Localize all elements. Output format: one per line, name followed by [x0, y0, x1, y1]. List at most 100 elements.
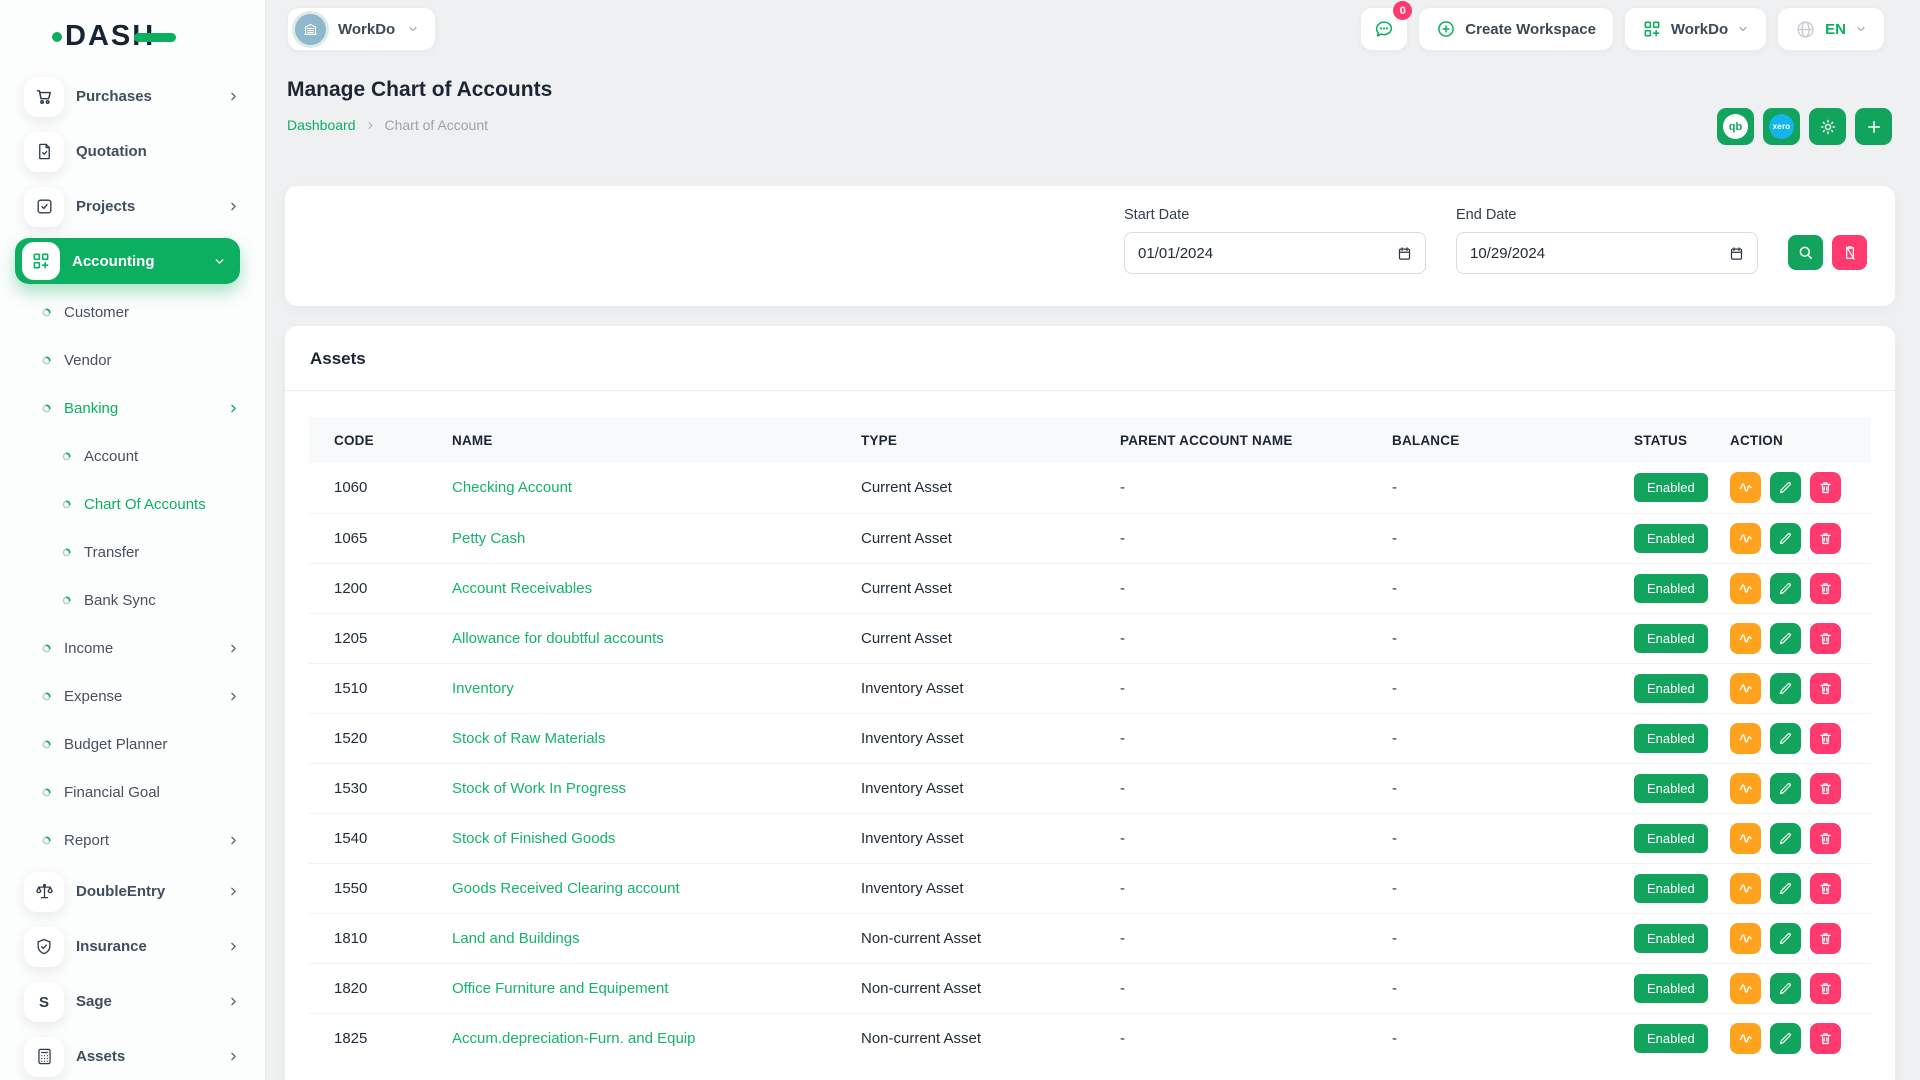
sidebar-item-assets[interactable]: Assets: [0, 1029, 265, 1080]
dot-icon: [62, 596, 71, 605]
app-logo[interactable]: DASH: [0, 0, 265, 57]
activity-button[interactable]: [1730, 523, 1761, 554]
activity-button[interactable]: [1730, 973, 1761, 1004]
delete-button[interactable]: [1810, 773, 1841, 804]
account-balance: -: [1392, 1013, 1634, 1063]
account-name-link[interactable]: Stock of Work In Progress: [452, 780, 626, 797]
pencil-icon: [1778, 981, 1793, 996]
account-name-link[interactable]: Goods Received Clearing account: [452, 880, 680, 897]
workspace-switcher[interactable]: WorkDo: [287, 7, 436, 51]
account-name-link[interactable]: Account Receivables: [452, 580, 592, 597]
end-date-input[interactable]: 10/29/2024: [1456, 232, 1758, 274]
edit-button[interactable]: [1770, 1023, 1801, 1054]
workspace-menu-button[interactable]: WorkDo: [1624, 7, 1767, 51]
edit-button[interactable]: [1770, 773, 1801, 804]
account-type: Non-current Asset: [861, 963, 1120, 1013]
create-workspace-button[interactable]: Create Workspace: [1418, 7, 1614, 51]
status-badge: Enabled: [1634, 924, 1708, 953]
sidebar-item-financial-goal[interactable]: Financial Goal: [0, 768, 265, 816]
sidebar-item-insurance[interactable]: Insurance: [0, 919, 265, 974]
sidebar-item-doubleentry[interactable]: DoubleEntry: [0, 864, 265, 919]
sidebar-item-account[interactable]: Account: [0, 432, 265, 480]
add-account-button[interactable]: [1855, 108, 1892, 145]
trash-icon: [1818, 480, 1833, 495]
activity-button[interactable]: [1730, 873, 1761, 904]
sidebar-item-purchases[interactable]: Purchases: [0, 69, 265, 124]
delete-button[interactable]: [1810, 1023, 1841, 1054]
row-actions: [1730, 723, 1871, 754]
sidebar-item-expense[interactable]: Expense: [0, 672, 265, 720]
delete-button[interactable]: [1810, 973, 1841, 1004]
activity-icon: [1737, 780, 1754, 797]
sidebar-item-vendor[interactable]: Vendor: [0, 336, 265, 384]
sidebar-item-accounting-wrap: Accounting: [0, 234, 265, 288]
edit-button[interactable]: [1770, 873, 1801, 904]
breadcrumb-dashboard-link[interactable]: Dashboard: [287, 117, 356, 133]
activity-button[interactable]: [1730, 472, 1761, 503]
delete-button[interactable]: [1810, 623, 1841, 654]
account-name-link[interactable]: Accum.depreciation-Furn. and Equip: [452, 1030, 695, 1047]
delete-button[interactable]: [1810, 472, 1841, 503]
account-balance: -: [1392, 513, 1634, 563]
account-name-link[interactable]: Allowance for doubtful accounts: [452, 630, 664, 647]
account-name-link[interactable]: Stock of Finished Goods: [452, 830, 615, 847]
account-name-link[interactable]: Land and Buildings: [452, 930, 580, 947]
activity-button[interactable]: [1730, 673, 1761, 704]
edit-button[interactable]: [1770, 623, 1801, 654]
delete-button[interactable]: [1810, 523, 1841, 554]
settings-button[interactable]: [1809, 108, 1846, 145]
delete-button[interactable]: [1810, 573, 1841, 604]
sidebar-item-customer[interactable]: Customer: [0, 288, 265, 336]
xero-button[interactable]: xero: [1763, 108, 1800, 145]
activity-button[interactable]: [1730, 823, 1761, 854]
delete-button[interactable]: [1810, 673, 1841, 704]
edit-button[interactable]: [1770, 523, 1801, 554]
edit-button[interactable]: [1770, 723, 1801, 754]
sidebar-item-budget-planner[interactable]: Budget Planner: [0, 720, 265, 768]
delete-button[interactable]: [1810, 723, 1841, 754]
sidebar-item-transfer[interactable]: Transfer: [0, 528, 265, 576]
reset-filter-button[interactable]: [1832, 235, 1867, 270]
sidebar-item-accounting[interactable]: Accounting: [15, 238, 240, 284]
activity-icon: [1737, 530, 1754, 547]
sidebar-item-bank-sync[interactable]: Bank Sync: [0, 576, 265, 624]
account-name-link[interactable]: Stock of Raw Materials: [452, 730, 605, 747]
sidebar-item-report[interactable]: Report: [0, 816, 265, 864]
activity-button[interactable]: [1730, 923, 1761, 954]
chat-bubble-icon: [1373, 18, 1395, 40]
edit-button[interactable]: [1770, 472, 1801, 503]
account-name-link[interactable]: Inventory: [452, 680, 514, 697]
sidebar-item-chart-of-accounts[interactable]: Chart Of Accounts: [0, 480, 265, 528]
activity-button[interactable]: [1730, 773, 1761, 804]
status-badge: Enabled: [1634, 774, 1708, 803]
activity-button[interactable]: [1730, 723, 1761, 754]
delete-button[interactable]: [1810, 823, 1841, 854]
delete-button[interactable]: [1810, 923, 1841, 954]
pencil-icon: [1778, 931, 1793, 946]
activity-button[interactable]: [1730, 573, 1761, 604]
column-status: STATUS: [1634, 417, 1730, 463]
sidebar-item-projects[interactable]: Projects: [0, 179, 265, 234]
page-header: Manage Chart of Accounts Dashboard Chart…: [287, 78, 552, 133]
account-name-link[interactable]: Petty Cash: [452, 530, 525, 547]
messages-button[interactable]: 0: [1360, 7, 1408, 51]
edit-button[interactable]: [1770, 923, 1801, 954]
account-name-link[interactable]: Checking Account: [452, 479, 572, 496]
sidebar-item-sage[interactable]: SSage: [0, 974, 265, 1029]
edit-button[interactable]: [1770, 823, 1801, 854]
activity-button[interactable]: [1730, 623, 1761, 654]
sidebar-item-quotation[interactable]: Quotation: [0, 124, 265, 179]
account-name-link[interactable]: Office Furniture and Equipement: [452, 980, 669, 997]
edit-button[interactable]: [1770, 673, 1801, 704]
apply-filter-button[interactable]: [1788, 235, 1823, 270]
activity-button[interactable]: [1730, 1023, 1761, 1054]
quickbooks-button[interactable]: qb: [1717, 108, 1754, 145]
language-selector[interactable]: EN: [1777, 7, 1885, 51]
edit-button[interactable]: [1770, 573, 1801, 604]
account-type: Non-current Asset: [861, 1013, 1120, 1063]
delete-button[interactable]: [1810, 873, 1841, 904]
start-date-input[interactable]: 01/01/2024: [1124, 232, 1426, 274]
sidebar-item-income[interactable]: Income: [0, 624, 265, 672]
sidebar-item-banking[interactable]: Banking: [0, 384, 265, 432]
edit-button[interactable]: [1770, 973, 1801, 1004]
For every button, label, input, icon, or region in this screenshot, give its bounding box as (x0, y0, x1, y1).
──────
**Exercise:** Output the data lines exactly, from the line containing "sidebar-item-assets[interactable]: Assets: [0, 1029, 265, 1080]" through the line containing "117, 356, 133]", including both of those lines.

**In response:**
sidebar-item-assets[interactable]: Assets: [0, 1029, 265, 1080]
dot-icon: [62, 596, 71, 605]
app-logo[interactable]: DASH: [0, 0, 265, 57]
activity-button[interactable]: [1730, 523, 1761, 554]
activity-button[interactable]: [1730, 973, 1761, 1004]
delete-button[interactable]: [1810, 773, 1841, 804]
account-balance: -: [1392, 1013, 1634, 1063]
account-name-link[interactable]: Stock of Work In Progress: [452, 780, 626, 797]
pencil-icon: [1778, 981, 1793, 996]
account-name-link[interactable]: Goods Received Clearing account: [452, 880, 680, 897]
workspace-switcher[interactable]: WorkDo: [287, 7, 436, 51]
account-name-link[interactable]: Account Receivables: [452, 580, 592, 597]
end-date-input[interactable]: 10/29/2024: [1456, 232, 1758, 274]
edit-button[interactable]: [1770, 1023, 1801, 1054]
workspace-menu-button[interactable]: WorkDo: [1624, 7, 1767, 51]
edit-button[interactable]: [1770, 773, 1801, 804]
account-type: Non-current Asset: [861, 963, 1120, 1013]
create-workspace-button[interactable]: Create Workspace: [1418, 7, 1614, 51]
status-badge: Enabled: [1634, 924, 1708, 953]
sidebar-item-financial-goal[interactable]: Financial Goal: [0, 768, 265, 816]
sidebar-item-insurance[interactable]: Insurance: [0, 919, 265, 974]
sidebar-item-doubleentry[interactable]: DoubleEntry: [0, 864, 265, 919]
sidebar-item-account[interactable]: Account: [0, 432, 265, 480]
add-account-button[interactable]: [1855, 108, 1892, 145]
trash-icon: [1818, 480, 1833, 495]
activity-button[interactable]: [1730, 873, 1761, 904]
sidebar-item-purchases[interactable]: Purchases: [0, 69, 265, 124]
delete-button[interactable]: [1810, 1023, 1841, 1054]
row-actions: [1730, 723, 1871, 754]
sidebar-item-expense[interactable]: Expense: [0, 672, 265, 720]
delete-button[interactable]: [1810, 973, 1841, 1004]
activity-icon: [1737, 780, 1754, 797]
sidebar-item-vendor[interactable]: Vendor: [0, 336, 265, 384]
sidebar-item-accounting-wrap: Accounting: [0, 234, 265, 288]
edit-button[interactable]: [1770, 873, 1801, 904]
breadcrumb-dashboard-link[interactable]: Dashboard: [287, 117, 356, 133]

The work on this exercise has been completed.